Aim:
Repeat the data below word for word, leaving out the pictures.

Stored rows:
----

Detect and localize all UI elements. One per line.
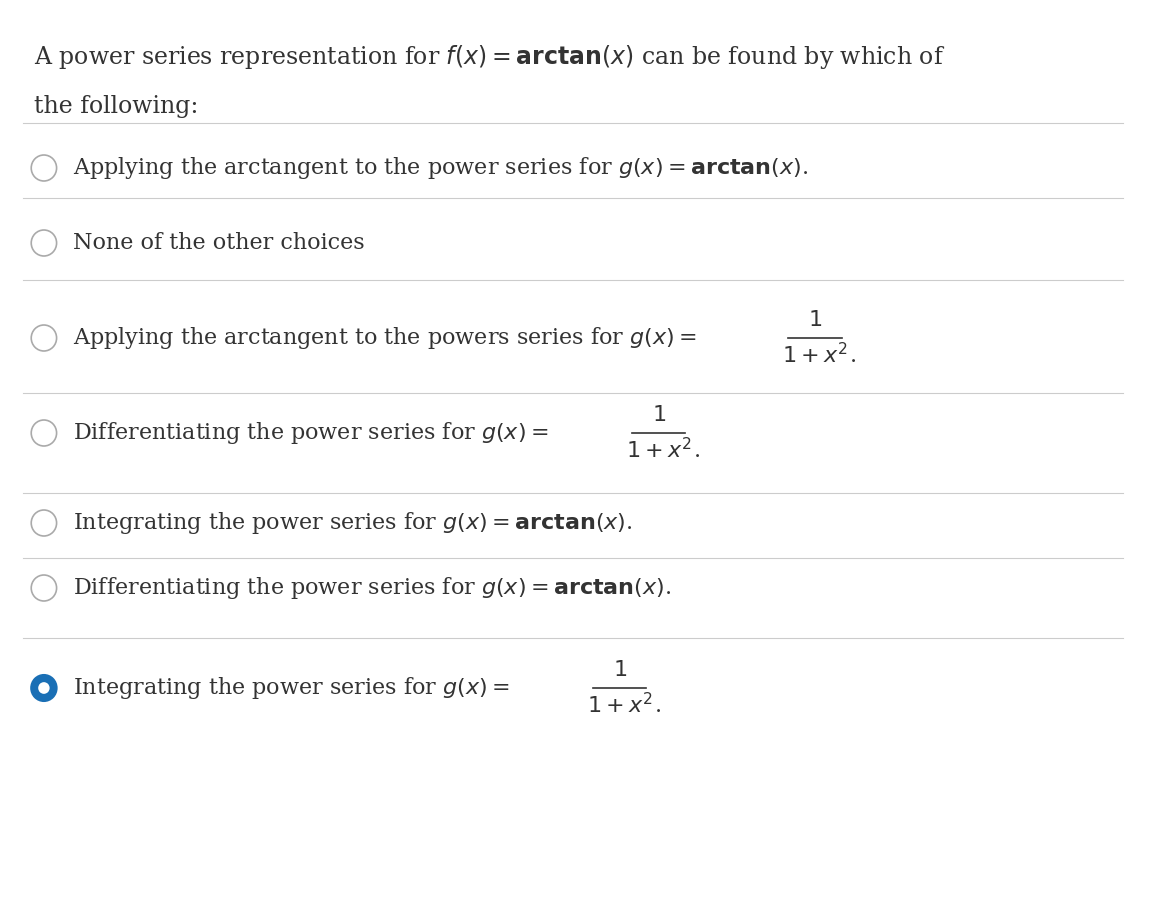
Circle shape — [32, 230, 56, 256]
Text: the following:: the following: — [34, 95, 198, 118]
Circle shape — [32, 420, 56, 446]
Text: None of the other choices: None of the other choices — [73, 232, 365, 254]
Text: Applying the arctangent to the powers series for $g(x) = $: Applying the arctangent to the powers se… — [73, 325, 697, 351]
Text: Applying the arctangent to the power series for $g(x) = \mathbf{arctan}(x)$.: Applying the arctangent to the power ser… — [73, 155, 809, 181]
Circle shape — [32, 155, 56, 181]
Text: $1$: $1$ — [808, 309, 822, 331]
Circle shape — [32, 325, 56, 351]
Circle shape — [32, 510, 56, 536]
Circle shape — [32, 675, 56, 701]
Text: $1$: $1$ — [613, 659, 627, 681]
Text: .: . — [850, 345, 857, 367]
Circle shape — [39, 682, 49, 694]
Text: Differentiating the power series for $g(x) = $: Differentiating the power series for $g(… — [73, 420, 548, 446]
Text: Integrating the power series for $g(x) = $: Integrating the power series for $g(x) =… — [73, 675, 510, 701]
Text: $1 + x^2$: $1 + x^2$ — [626, 438, 691, 463]
Text: .: . — [694, 440, 701, 462]
Text: Integrating the power series for $g(x) = \mathbf{arctan}(x)$.: Integrating the power series for $g(x) =… — [73, 510, 633, 536]
Text: $1$: $1$ — [652, 404, 666, 426]
Text: $1 + x^2$: $1 + x^2$ — [782, 343, 848, 368]
Circle shape — [32, 575, 56, 601]
Text: $1 + x^2$: $1 + x^2$ — [587, 693, 653, 718]
Text: A power series representation for $f(x) = \mathbf{arctan}(x)$ can be found by wh: A power series representation for $f(x) … — [34, 43, 945, 71]
Text: .: . — [655, 695, 662, 717]
Text: Differentiating the power series for $g(x) = \mathbf{arctan}(x)$.: Differentiating the power series for $g(… — [73, 575, 672, 601]
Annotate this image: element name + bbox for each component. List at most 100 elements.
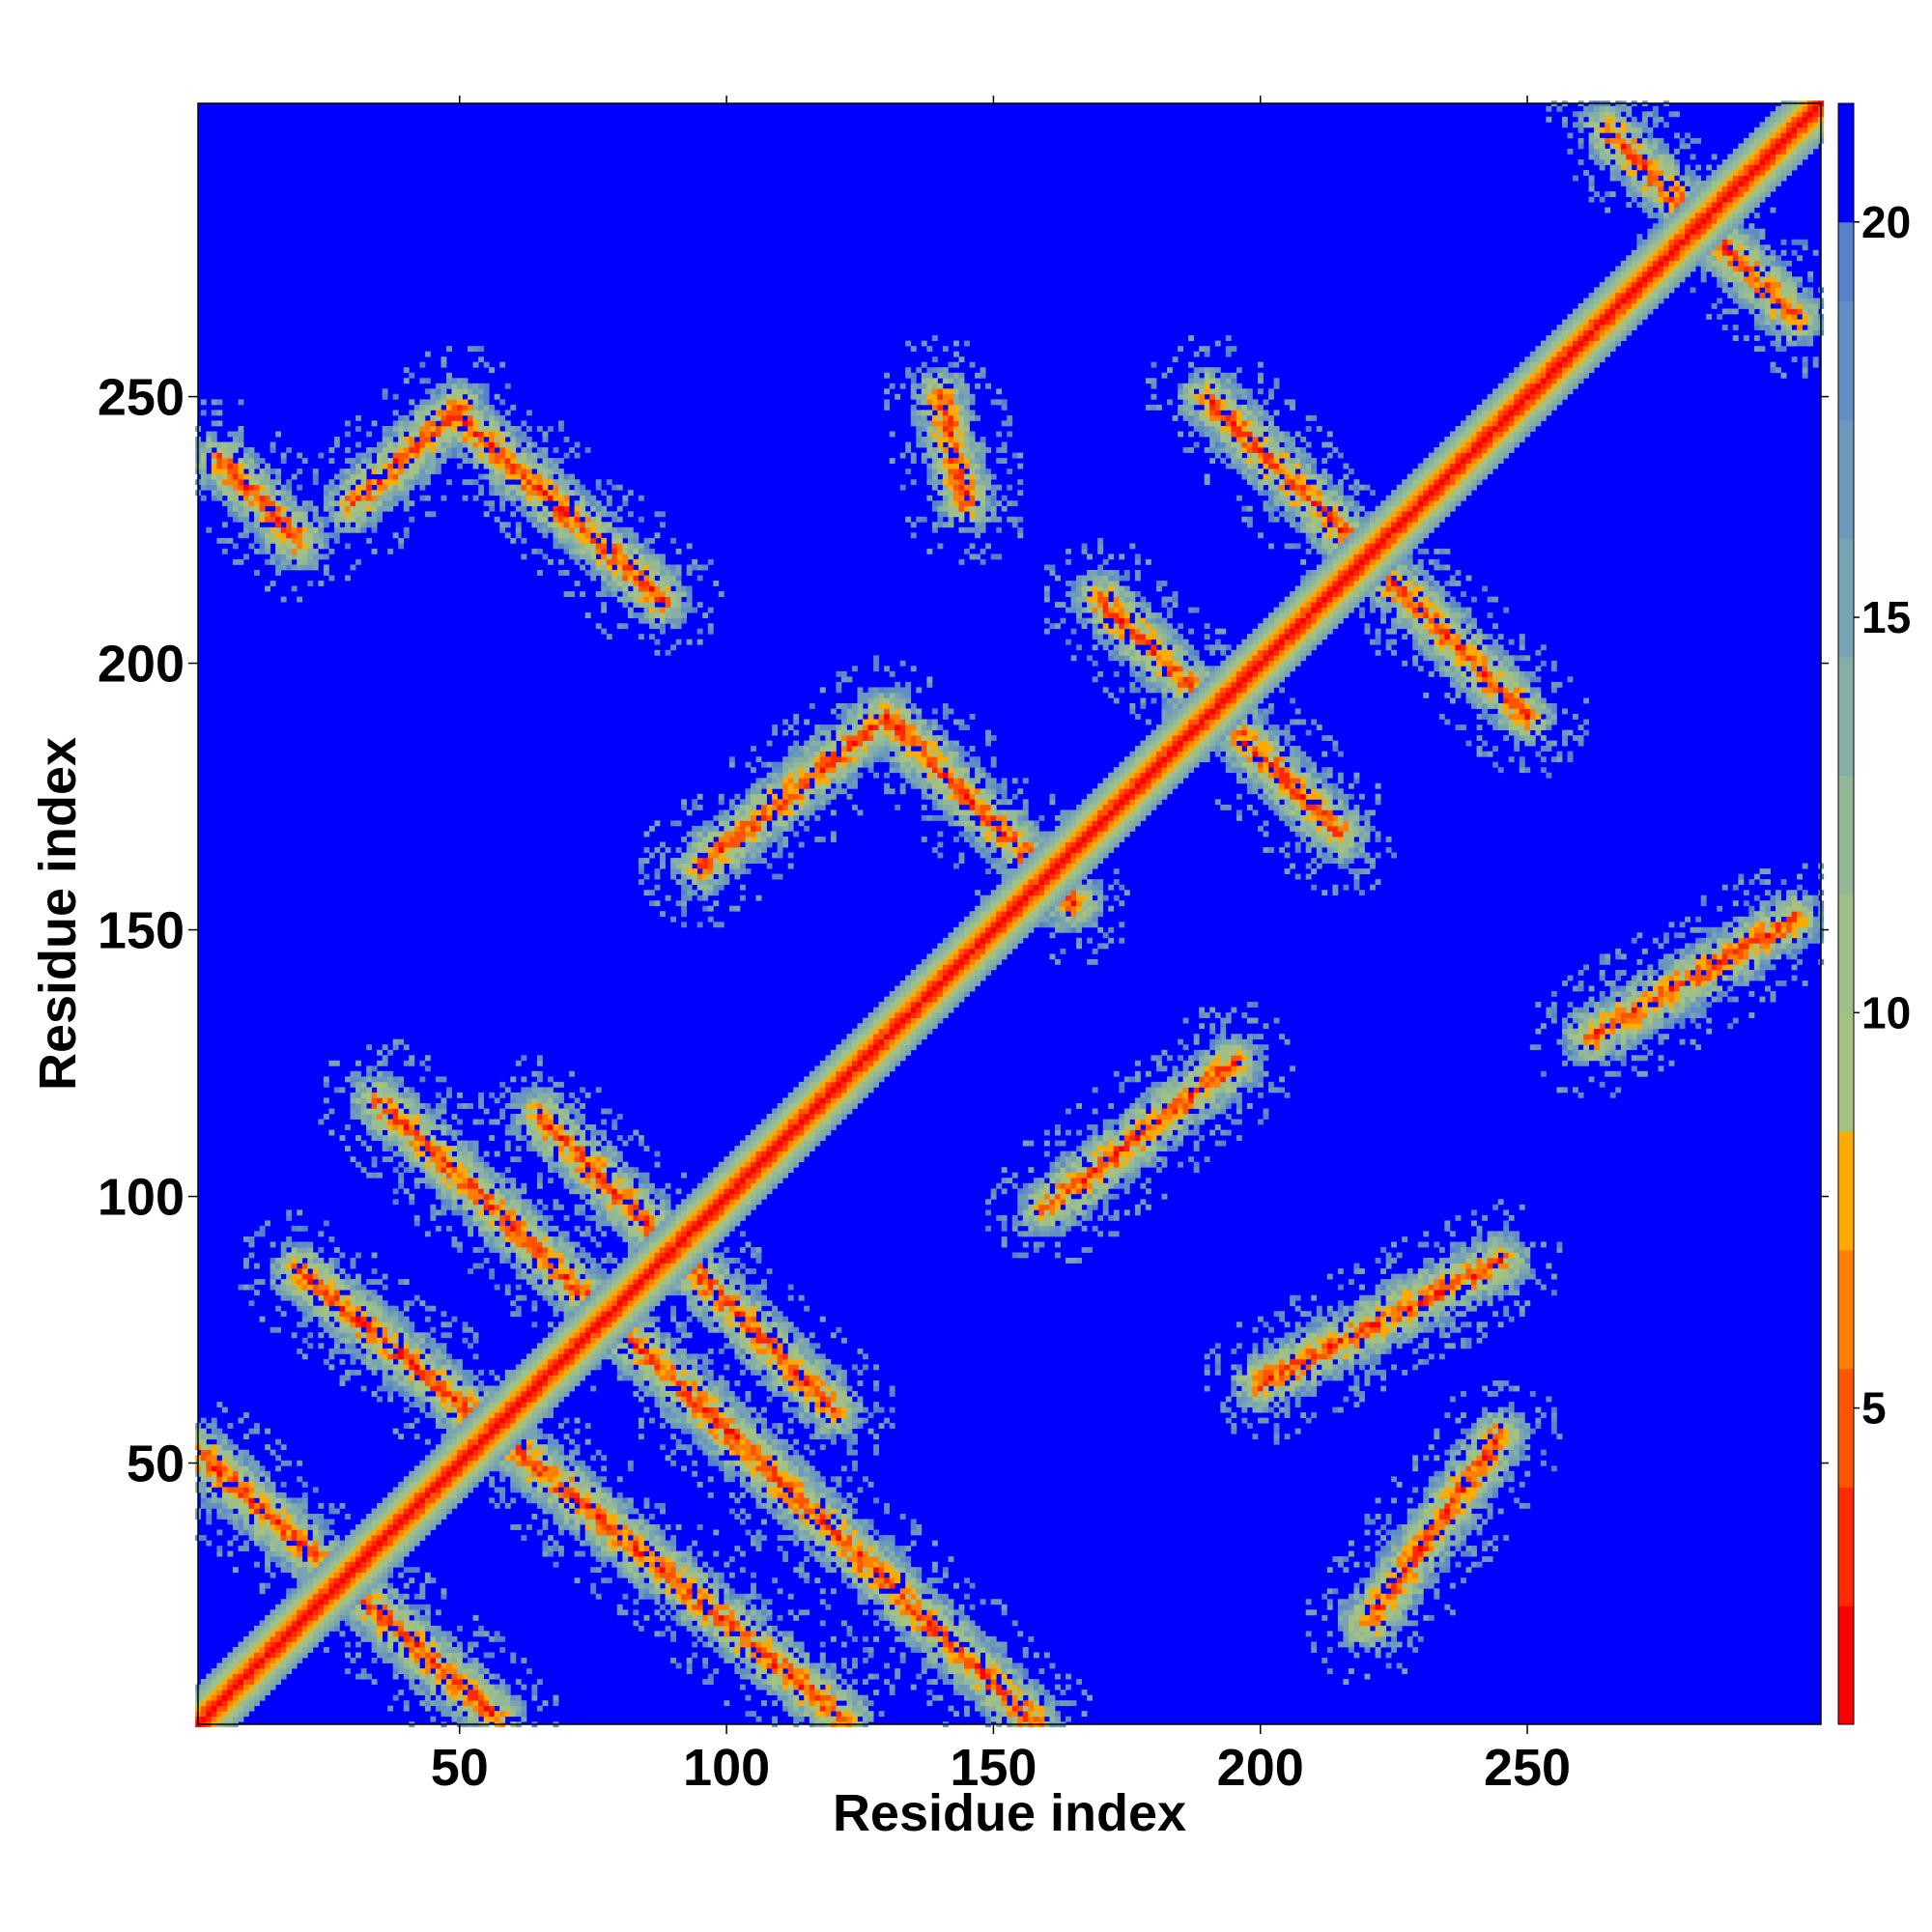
heatmap-cell	[472, 1614, 479, 1621]
heatmap-cell	[371, 1097, 378, 1104]
heatmap-cell	[531, 1423, 538, 1429]
heatmap-cell	[430, 511, 437, 518]
heatmap-cell	[377, 1076, 384, 1083]
heatmap-cell	[446, 1635, 452, 1642]
heatmap-cell	[472, 1711, 479, 1718]
heatmap-cell	[382, 1572, 388, 1578]
heatmap-cell	[451, 1460, 458, 1466]
heatmap-cell	[254, 1561, 260, 1568]
heatmap-cell	[307, 1631, 314, 1637]
heatmap-cell	[377, 495, 384, 501]
heatmap-cell	[569, 1258, 576, 1264]
heatmap-cell	[286, 1508, 293, 1515]
heatmap-cell	[510, 1311, 517, 1318]
heatmap-cell	[360, 1546, 367, 1551]
heatmap-cell	[430, 1716, 437, 1722]
heatmap-cell	[355, 469, 361, 474]
heatmap-cell	[248, 1502, 255, 1509]
heatmap-cell	[457, 1412, 463, 1418]
heatmap-cell	[419, 1631, 426, 1637]
heatmap-cell	[392, 495, 399, 501]
heatmap-cell	[403, 1380, 410, 1386]
heatmap-cell	[286, 554, 293, 560]
heatmap-cell	[387, 1070, 394, 1077]
heatmap-cell	[243, 505, 249, 512]
heatmap-cell	[563, 1156, 570, 1163]
heatmap-cell	[548, 1092, 554, 1098]
heatmap-cell	[211, 441, 217, 448]
heatmap-cell	[206, 1540, 213, 1547]
heatmap-cell	[419, 1492, 426, 1498]
heatmap-cell	[563, 1434, 570, 1440]
heatmap-cell	[382, 1582, 388, 1589]
heatmap-cell	[366, 1556, 373, 1562]
heatmap-cell	[563, 1524, 570, 1530]
heatmap-cell	[424, 441, 431, 448]
heatmap-cell	[206, 1519, 213, 1525]
heatmap-cell	[286, 1514, 293, 1520]
heatmap-cell	[243, 1690, 249, 1695]
heatmap-cell	[259, 1684, 266, 1690]
heatmap-cell	[499, 399, 506, 406]
heatmap-cell	[489, 1385, 496, 1392]
heatmap-cell	[318, 1599, 325, 1605]
heatmap-cell	[536, 484, 543, 491]
heatmap-cell	[232, 1705, 239, 1712]
heatmap-cell	[504, 1694, 511, 1701]
heatmap-cell	[360, 511, 367, 518]
heatmap-cell	[301, 1290, 308, 1296]
heatmap-cell	[419, 479, 426, 486]
heatmap-cell	[243, 532, 249, 539]
heatmap-cell	[424, 1700, 431, 1707]
heatmap-cell	[355, 1599, 361, 1605]
heatmap-cell	[494, 1236, 500, 1242]
heatmap-cell	[478, 1156, 485, 1163]
heatmap-cell	[446, 1172, 452, 1179]
heatmap-cell	[574, 537, 581, 544]
heatmap-cell	[424, 1337, 431, 1344]
heatmap-cell	[440, 1172, 447, 1179]
heatmap-cell	[377, 1337, 384, 1344]
heatmap-cell	[580, 1337, 586, 1344]
heatmap-cell	[323, 1294, 329, 1301]
heatmap-cell	[216, 410, 223, 416]
heatmap-cell	[499, 1092, 506, 1098]
heatmap-cell	[531, 1124, 538, 1130]
heatmap-cell	[478, 1625, 485, 1632]
heatmap-cell	[504, 1391, 511, 1397]
heatmap-cell	[462, 1652, 469, 1659]
heatmap-cell	[584, 1502, 591, 1509]
heatmap-cell	[521, 1247, 527, 1253]
heatmap-cell	[468, 1455, 474, 1462]
heatmap-cell	[531, 1438, 538, 1445]
heatmap-cell	[536, 1460, 543, 1466]
heatmap-cell	[489, 1497, 496, 1504]
heatmap-cell	[301, 1652, 308, 1659]
heatmap-cell	[248, 1705, 255, 1712]
heatmap-cell	[307, 1635, 314, 1642]
heatmap-cell	[468, 1380, 474, 1386]
heatmap-cell	[297, 543, 303, 550]
heatmap-cell	[526, 1220, 532, 1227]
heatmap-cell	[297, 1294, 303, 1301]
heatmap-cell	[265, 1550, 271, 1557]
heatmap-cell	[457, 1690, 463, 1695]
heatmap-cell	[580, 1321, 586, 1328]
heatmap-cell	[590, 1273, 597, 1280]
heatmap-cell	[521, 1375, 527, 1381]
heatmap-cell	[521, 1258, 527, 1264]
heatmap-cell	[345, 1311, 351, 1318]
heatmap-cell	[515, 1204, 522, 1210]
heatmap-cell	[328, 1582, 335, 1589]
heatmap-cell	[504, 1188, 511, 1195]
heatmap-cell	[297, 1631, 303, 1637]
heatmap-cell	[403, 1060, 410, 1066]
heatmap-cell	[536, 1348, 543, 1354]
heatmap-cell	[206, 1694, 213, 1701]
heatmap-cell	[387, 1103, 394, 1109]
heatmap-cell	[526, 1487, 532, 1493]
heatmap-cell	[424, 1487, 431, 1493]
heatmap-cell	[440, 1178, 447, 1184]
heatmap-cell	[440, 1631, 447, 1637]
heatmap-cell	[371, 1550, 378, 1557]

----

Right answer:
Detect and localize all UI elements. One per line.
Circle shape — [32, 230, 56, 256]
Text: the following:: the following: — [34, 95, 198, 118]
Circle shape — [32, 420, 56, 446]
Text: None of the other choices: None of the other choices — [73, 232, 365, 254]
Text: Applying the arctangent to the powers series for $g(x) = $: Applying the arctangent to the powers se… — [73, 325, 697, 351]
Text: Applying the arctangent to the power series for $g(x) = \mathbf{arctan}(x)$.: Applying the arctangent to the power ser… — [73, 155, 809, 181]
Circle shape — [32, 155, 56, 181]
Text: $1$: $1$ — [808, 309, 822, 331]
Circle shape — [32, 325, 56, 351]
Circle shape — [32, 510, 56, 536]
Circle shape — [32, 675, 56, 701]
Text: $1$: $1$ — [613, 659, 627, 681]
Text: .: . — [850, 345, 857, 367]
Circle shape — [39, 682, 49, 694]
Text: Differentiating the power series for $g(x) = $: Differentiating the power series for $g(… — [73, 420, 548, 446]
Text: Integrating the power series for $g(x) = $: Integrating the power series for $g(x) =… — [73, 675, 510, 701]
Text: $1 + x^2$: $1 + x^2$ — [626, 438, 691, 463]
Text: .: . — [694, 440, 701, 462]
Text: Integrating the power series for $g(x) = \mathbf{arctan}(x)$.: Integrating the power series for $g(x) =… — [73, 510, 633, 536]
Text: $1$: $1$ — [652, 404, 666, 426]
Text: $1 + x^2$: $1 + x^2$ — [782, 343, 848, 368]
Circle shape — [32, 575, 56, 601]
Text: $1 + x^2$: $1 + x^2$ — [587, 693, 653, 718]
Text: A power series representation for $f(x) = \mathbf{arctan}(x)$ can be found by wh: A power series representation for $f(x) … — [34, 43, 945, 71]
Text: .: . — [655, 695, 662, 717]
Text: Differentiating the power series for $g(x) = \mathbf{arctan}(x)$.: Differentiating the power series for $g(… — [73, 575, 672, 601]
Annotate this image: element name + bbox for each component. List at most 100 elements.
heatmap-cell	[472, 1614, 479, 1621]
heatmap-cell	[371, 1097, 378, 1104]
heatmap-cell	[531, 1423, 538, 1429]
heatmap-cell	[430, 511, 437, 518]
heatmap-cell	[377, 1076, 384, 1083]
heatmap-cell	[446, 1635, 452, 1642]
heatmap-cell	[472, 1711, 479, 1718]
heatmap-cell	[382, 1572, 388, 1578]
heatmap-cell	[451, 1460, 458, 1466]
heatmap-cell	[254, 1561, 260, 1568]
heatmap-cell	[307, 1631, 314, 1637]
heatmap-cell	[377, 495, 384, 501]
heatmap-cell	[569, 1258, 576, 1264]
heatmap-cell	[286, 1508, 293, 1515]
heatmap-cell	[510, 1311, 517, 1318]
heatmap-cell	[360, 1546, 367, 1551]
heatmap-cell	[430, 1716, 437, 1722]
heatmap-cell	[355, 469, 361, 474]
heatmap-cell	[248, 1502, 255, 1509]
heatmap-cell	[457, 1412, 463, 1418]
heatmap-cell	[419, 1631, 426, 1637]
heatmap-cell	[392, 495, 399, 501]
heatmap-cell	[403, 1380, 410, 1386]
heatmap-cell	[286, 554, 293, 560]
heatmap-cell	[387, 1070, 394, 1077]
heatmap-cell	[243, 505, 249, 512]
heatmap-cell	[563, 1156, 570, 1163]
heatmap-cell	[548, 1092, 554, 1098]
heatmap-cell	[211, 441, 217, 448]
heatmap-cell	[206, 1540, 213, 1547]
heatmap-cell	[419, 1492, 426, 1498]
heatmap-cell	[563, 1434, 570, 1440]
heatmap-cell	[382, 1582, 388, 1589]
heatmap-cell	[366, 1556, 373, 1562]
heatmap-cell	[563, 1524, 570, 1530]
heatmap-cell	[424, 441, 431, 448]
heatmap-cell	[206, 1519, 213, 1525]
heatmap-cell	[286, 1514, 293, 1520]
heatmap-cell	[243, 1690, 249, 1695]
heatmap-cell	[259, 1684, 266, 1690]
heatmap-cell	[499, 399, 506, 406]
heatmap-cell	[489, 1385, 496, 1392]
heatmap-cell	[318, 1599, 325, 1605]
heatmap-cell	[536, 484, 543, 491]
heatmap-cell	[232, 1705, 239, 1712]
heatmap-cell	[504, 1694, 511, 1701]
heatmap-cell	[360, 511, 367, 518]
heatmap-cell	[301, 1290, 308, 1296]
heatmap-cell	[419, 479, 426, 486]
heatmap-cell	[243, 532, 249, 539]
heatmap-cell	[424, 1700, 431, 1707]
heatmap-cell	[355, 1599, 361, 1605]
heatmap-cell	[494, 1236, 500, 1242]
heatmap-cell	[478, 1156, 485, 1163]
heatmap-cell	[446, 1172, 452, 1179]
heatmap-cell	[574, 537, 581, 544]
heatmap-cell	[424, 1337, 431, 1344]
heatmap-cell	[440, 1172, 447, 1179]
heatmap-cell	[377, 1337, 384, 1344]
heatmap-cell	[580, 1337, 586, 1344]
heatmap-cell	[323, 1294, 329, 1301]
heatmap-cell	[216, 410, 223, 416]
heatmap-cell	[499, 1092, 506, 1098]
heatmap-cell	[531, 1124, 538, 1130]
heatmap-cell	[478, 1625, 485, 1632]
heatmap-cell	[504, 1391, 511, 1397]
heatmap-cell	[462, 1652, 469, 1659]
heatmap-cell	[584, 1502, 591, 1509]
heatmap-cell	[521, 1247, 527, 1253]
heatmap-cell	[468, 1455, 474, 1462]
heatmap-cell	[531, 1438, 538, 1445]
heatmap-cell	[536, 1460, 543, 1466]
heatmap-cell	[489, 1497, 496, 1504]
heatmap-cell	[301, 1652, 308, 1659]
heatmap-cell	[248, 1705, 255, 1712]
heatmap-cell	[307, 1635, 314, 1642]
heatmap-cell	[468, 1380, 474, 1386]
heatmap-cell	[297, 543, 303, 550]
heatmap-cell	[526, 1220, 532, 1227]
heatmap-cell	[297, 1294, 303, 1301]
heatmap-cell	[265, 1550, 271, 1557]
heatmap-cell	[457, 1690, 463, 1695]
heatmap-cell	[580, 1321, 586, 1328]
heatmap-cell	[590, 1273, 597, 1280]
heatmap-cell	[521, 1375, 527, 1381]
heatmap-cell	[521, 1258, 527, 1264]
heatmap-cell	[345, 1311, 351, 1318]
heatmap-cell	[515, 1204, 522, 1210]
heatmap-cell	[328, 1582, 335, 1589]
heatmap-cell	[504, 1188, 511, 1195]
heatmap-cell	[297, 1631, 303, 1637]
heatmap-cell	[403, 1060, 410, 1066]
heatmap-cell	[536, 1348, 543, 1354]
heatmap-cell	[206, 1694, 213, 1701]
heatmap-cell	[387, 1103, 394, 1109]
heatmap-cell	[526, 1487, 532, 1493]
heatmap-cell	[424, 1487, 431, 1493]
heatmap-cell	[440, 1178, 447, 1184]
heatmap-cell	[440, 1631, 447, 1637]
heatmap-cell	[371, 1550, 378, 1557]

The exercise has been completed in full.